- Stated problem a
Print the lines of the listing verbatim, from its first line through the line containing "label-hypothesis-1: Hypothesis 1: A", including that line.

- Excerpt
============================================================

Support #2167
openUsing weights for 17 BHPS and 13 UKHLS waves for pooled cross-sectional analysis.
Added by Nico Ochmann over 1 year ago. Updated 13 days ago.
100%
Description
Dear Peter,
I would like to use all waves of the BHPS (except for the first wave) and all waves of UKHLS for pooled cross-sectional analysis. For that purpose, I need to use weights for each wave.
I am wondering whether the following code would make sense to construct my weights and use in my Stata regression [pw=newwgt].
Please note that wave=1 is bb_ and wave=18 is a_ .
gen newwgt = indin91_xw if inlist(wave,1,2,3,4,5,6,7)
replace newwgt = indin99_xw if inlist(wave,8,9)
replace newwgt = indin01_xw if inlist(wave,10,11,12,13,14,15,16,17)
replace newwgt = indinus_xw if wave==18
replace newwgt = indinub_xw if inlist(wave,19,20,21,22)
replace newwgt = indinui_xw if inlist(wave,23,24,25,26,27,28,29,30)
I would appreciate a reply from you.
Best,
Nico
Updated by Olena Kaminska over 1 year ago
Nico,
Yes, this all looks good. Please note, that until 2001 BHPS represented GB excluding NI, and from 2001 NI is included.
Also we suggest to scale weights as descried on p.10 here: https://www.understandingsociety.ac.uk/wp-content/uploads/working-papers/2024-01.pdf .
Hope this helps,
Olena
Updated by Nico Ochmann over 1 year ago
Dear Olena,
Your suggestions helped very much, thanks for your prompt and great reply.
I have a bit of a follow-up question if you do not mind me asking.
If I decided to collapse the data by local authority district and year, I would need to apply the weights I have constructed.
The question I have for you is the following:
Would I need to take the raw sum the constructed weights by local authority district and year?
So basically:
bysort lad year: egen weightscaled_sum = sum(weightscaled)
And then apply:
collapse (median) wage [aw=weightscaled_sum], by(lad,year)
I would appreciate a reply in case you see what I am trying to do.
Best,
Nico
Updated by Understanding Society User Support Team over 1 year ago
- Assignee changed from Peter Lynn to Olena Kaminska
Updated by Olena Kaminska over 1 year ago
Nico,
Please explain more what you mean by collapsing? Does it mean that your unit of analysis are not people but lad? If that's the case, how do you create measure for each lad? Technically, if for example you average a measure within each lad and then analyse each lad, you may need weights at both levels separately to first create the average correctly, and then to represent lads. And what do you mean by collapsing by year?

============================================================

(Data items)
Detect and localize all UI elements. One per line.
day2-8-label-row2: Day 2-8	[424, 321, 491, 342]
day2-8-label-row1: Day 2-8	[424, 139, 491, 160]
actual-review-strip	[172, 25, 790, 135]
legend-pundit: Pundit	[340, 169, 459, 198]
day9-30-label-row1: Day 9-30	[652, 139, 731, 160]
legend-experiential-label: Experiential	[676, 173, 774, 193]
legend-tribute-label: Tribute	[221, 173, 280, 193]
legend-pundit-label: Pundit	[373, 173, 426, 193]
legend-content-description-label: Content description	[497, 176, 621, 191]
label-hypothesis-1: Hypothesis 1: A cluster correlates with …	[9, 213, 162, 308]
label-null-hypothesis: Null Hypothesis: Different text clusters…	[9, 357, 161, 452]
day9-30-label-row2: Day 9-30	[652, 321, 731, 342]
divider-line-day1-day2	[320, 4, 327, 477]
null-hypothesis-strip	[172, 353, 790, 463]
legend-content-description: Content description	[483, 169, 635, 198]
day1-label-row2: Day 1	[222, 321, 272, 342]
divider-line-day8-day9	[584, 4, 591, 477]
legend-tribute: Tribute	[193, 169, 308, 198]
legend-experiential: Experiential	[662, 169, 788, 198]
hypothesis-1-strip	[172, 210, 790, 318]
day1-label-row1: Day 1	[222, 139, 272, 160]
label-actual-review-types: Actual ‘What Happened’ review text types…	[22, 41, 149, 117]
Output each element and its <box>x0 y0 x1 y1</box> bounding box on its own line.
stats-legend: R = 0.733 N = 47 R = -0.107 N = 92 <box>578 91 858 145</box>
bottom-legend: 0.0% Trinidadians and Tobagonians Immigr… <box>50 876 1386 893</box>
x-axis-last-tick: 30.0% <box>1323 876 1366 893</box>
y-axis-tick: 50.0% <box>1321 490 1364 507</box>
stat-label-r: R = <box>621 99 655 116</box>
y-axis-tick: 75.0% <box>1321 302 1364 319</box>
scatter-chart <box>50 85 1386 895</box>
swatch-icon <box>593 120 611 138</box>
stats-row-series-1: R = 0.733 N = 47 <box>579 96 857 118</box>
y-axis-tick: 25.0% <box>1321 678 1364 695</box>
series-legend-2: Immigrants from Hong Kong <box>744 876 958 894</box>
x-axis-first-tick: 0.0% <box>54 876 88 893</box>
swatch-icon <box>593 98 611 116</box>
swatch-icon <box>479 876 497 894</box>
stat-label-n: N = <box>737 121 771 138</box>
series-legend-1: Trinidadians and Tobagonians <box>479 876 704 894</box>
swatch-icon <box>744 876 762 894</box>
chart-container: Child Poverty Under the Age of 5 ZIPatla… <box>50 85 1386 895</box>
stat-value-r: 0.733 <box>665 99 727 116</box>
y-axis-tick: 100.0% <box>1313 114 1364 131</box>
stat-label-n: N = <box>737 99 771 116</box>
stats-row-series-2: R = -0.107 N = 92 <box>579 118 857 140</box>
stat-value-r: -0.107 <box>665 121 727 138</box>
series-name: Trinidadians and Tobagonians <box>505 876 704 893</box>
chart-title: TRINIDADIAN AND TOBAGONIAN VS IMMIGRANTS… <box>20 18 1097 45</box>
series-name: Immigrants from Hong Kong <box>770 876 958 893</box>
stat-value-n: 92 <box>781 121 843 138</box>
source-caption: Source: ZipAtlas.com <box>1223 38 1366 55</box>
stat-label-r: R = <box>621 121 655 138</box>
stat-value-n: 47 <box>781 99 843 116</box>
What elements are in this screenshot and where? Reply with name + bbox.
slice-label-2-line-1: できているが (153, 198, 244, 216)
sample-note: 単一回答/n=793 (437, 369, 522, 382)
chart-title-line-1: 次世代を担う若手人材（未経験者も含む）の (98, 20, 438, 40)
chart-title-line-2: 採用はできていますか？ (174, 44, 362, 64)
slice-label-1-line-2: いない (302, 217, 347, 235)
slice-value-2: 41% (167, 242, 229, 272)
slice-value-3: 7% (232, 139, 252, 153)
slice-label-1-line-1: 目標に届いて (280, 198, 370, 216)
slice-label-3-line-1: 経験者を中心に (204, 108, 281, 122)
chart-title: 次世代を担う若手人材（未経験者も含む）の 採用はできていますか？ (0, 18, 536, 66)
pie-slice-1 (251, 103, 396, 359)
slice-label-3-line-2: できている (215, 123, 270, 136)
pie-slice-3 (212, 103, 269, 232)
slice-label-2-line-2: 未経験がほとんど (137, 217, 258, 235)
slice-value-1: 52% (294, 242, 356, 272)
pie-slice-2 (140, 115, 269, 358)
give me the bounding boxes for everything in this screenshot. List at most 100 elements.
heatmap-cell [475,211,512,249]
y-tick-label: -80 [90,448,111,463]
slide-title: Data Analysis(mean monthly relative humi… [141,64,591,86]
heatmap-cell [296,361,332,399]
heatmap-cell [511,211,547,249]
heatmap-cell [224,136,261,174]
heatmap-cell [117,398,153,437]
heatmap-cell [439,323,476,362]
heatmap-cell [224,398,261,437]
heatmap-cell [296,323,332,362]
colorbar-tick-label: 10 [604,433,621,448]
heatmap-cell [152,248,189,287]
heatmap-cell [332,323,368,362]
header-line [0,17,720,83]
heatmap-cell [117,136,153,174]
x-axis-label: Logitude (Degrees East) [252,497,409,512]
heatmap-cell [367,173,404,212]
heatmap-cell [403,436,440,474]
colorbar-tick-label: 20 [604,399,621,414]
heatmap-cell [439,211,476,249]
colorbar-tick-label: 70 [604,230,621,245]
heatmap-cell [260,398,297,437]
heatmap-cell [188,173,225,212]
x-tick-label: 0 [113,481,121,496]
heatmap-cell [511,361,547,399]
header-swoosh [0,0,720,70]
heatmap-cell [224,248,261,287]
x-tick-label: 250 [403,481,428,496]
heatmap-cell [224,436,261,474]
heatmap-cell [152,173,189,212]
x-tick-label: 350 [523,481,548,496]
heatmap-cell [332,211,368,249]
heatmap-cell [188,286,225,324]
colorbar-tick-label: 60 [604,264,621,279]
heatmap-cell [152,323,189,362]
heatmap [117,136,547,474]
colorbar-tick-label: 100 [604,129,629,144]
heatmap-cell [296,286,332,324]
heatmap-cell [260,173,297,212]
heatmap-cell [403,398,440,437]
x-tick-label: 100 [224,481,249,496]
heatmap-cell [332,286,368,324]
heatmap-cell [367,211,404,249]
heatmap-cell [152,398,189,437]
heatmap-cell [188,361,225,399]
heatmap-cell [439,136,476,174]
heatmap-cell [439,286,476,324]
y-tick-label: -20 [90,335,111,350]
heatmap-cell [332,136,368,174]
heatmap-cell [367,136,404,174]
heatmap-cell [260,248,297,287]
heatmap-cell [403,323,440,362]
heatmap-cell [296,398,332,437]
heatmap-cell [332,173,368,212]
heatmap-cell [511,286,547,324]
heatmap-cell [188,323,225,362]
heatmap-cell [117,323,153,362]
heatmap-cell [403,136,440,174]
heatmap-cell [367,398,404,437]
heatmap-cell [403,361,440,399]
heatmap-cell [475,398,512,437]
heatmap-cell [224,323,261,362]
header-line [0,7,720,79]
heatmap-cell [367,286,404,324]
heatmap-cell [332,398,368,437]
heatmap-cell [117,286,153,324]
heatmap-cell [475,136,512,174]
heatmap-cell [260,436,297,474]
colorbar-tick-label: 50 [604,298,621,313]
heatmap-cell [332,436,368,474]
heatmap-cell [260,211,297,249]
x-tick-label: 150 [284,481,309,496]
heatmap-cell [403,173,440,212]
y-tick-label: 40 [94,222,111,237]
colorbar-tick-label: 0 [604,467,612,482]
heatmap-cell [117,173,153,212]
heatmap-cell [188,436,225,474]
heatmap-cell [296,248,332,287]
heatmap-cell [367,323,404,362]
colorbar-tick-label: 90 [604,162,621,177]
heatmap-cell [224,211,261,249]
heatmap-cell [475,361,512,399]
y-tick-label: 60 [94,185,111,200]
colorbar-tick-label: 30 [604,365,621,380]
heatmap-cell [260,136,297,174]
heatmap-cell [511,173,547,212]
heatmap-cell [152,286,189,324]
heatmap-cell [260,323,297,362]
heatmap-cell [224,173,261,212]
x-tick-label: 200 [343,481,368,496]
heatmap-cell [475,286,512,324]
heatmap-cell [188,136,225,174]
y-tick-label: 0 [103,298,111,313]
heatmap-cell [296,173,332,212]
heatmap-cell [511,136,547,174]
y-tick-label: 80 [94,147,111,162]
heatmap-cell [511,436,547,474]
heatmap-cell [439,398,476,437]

============================================================

- Stated problem b
In the support thread on survey weights, which weight variable does the proposed Stata code assign to wave 18?

- Exercise response a
Detect and localize all UI elements. One per line.
day2-8-label-row2: Day 2-8	[424, 321, 491, 342]
day2-8-label-row1: Day 2-8	[424, 139, 491, 160]
actual-review-strip	[172, 25, 790, 135]
legend-pundit: Pundit	[340, 169, 459, 198]
day9-30-label-row1: Day 9-30	[652, 139, 731, 160]
legend-experiential-label: Experiential	[676, 173, 774, 193]
legend-tribute-label: Tribute	[221, 173, 280, 193]
legend-pundit-label: Pundit	[373, 173, 426, 193]
legend-content-description-label: Content description	[497, 176, 621, 191]
label-hypothesis-1: Hypothesis 1: A cluster correlates with …	[9, 213, 162, 308]

- Exercise response b
indinus_xw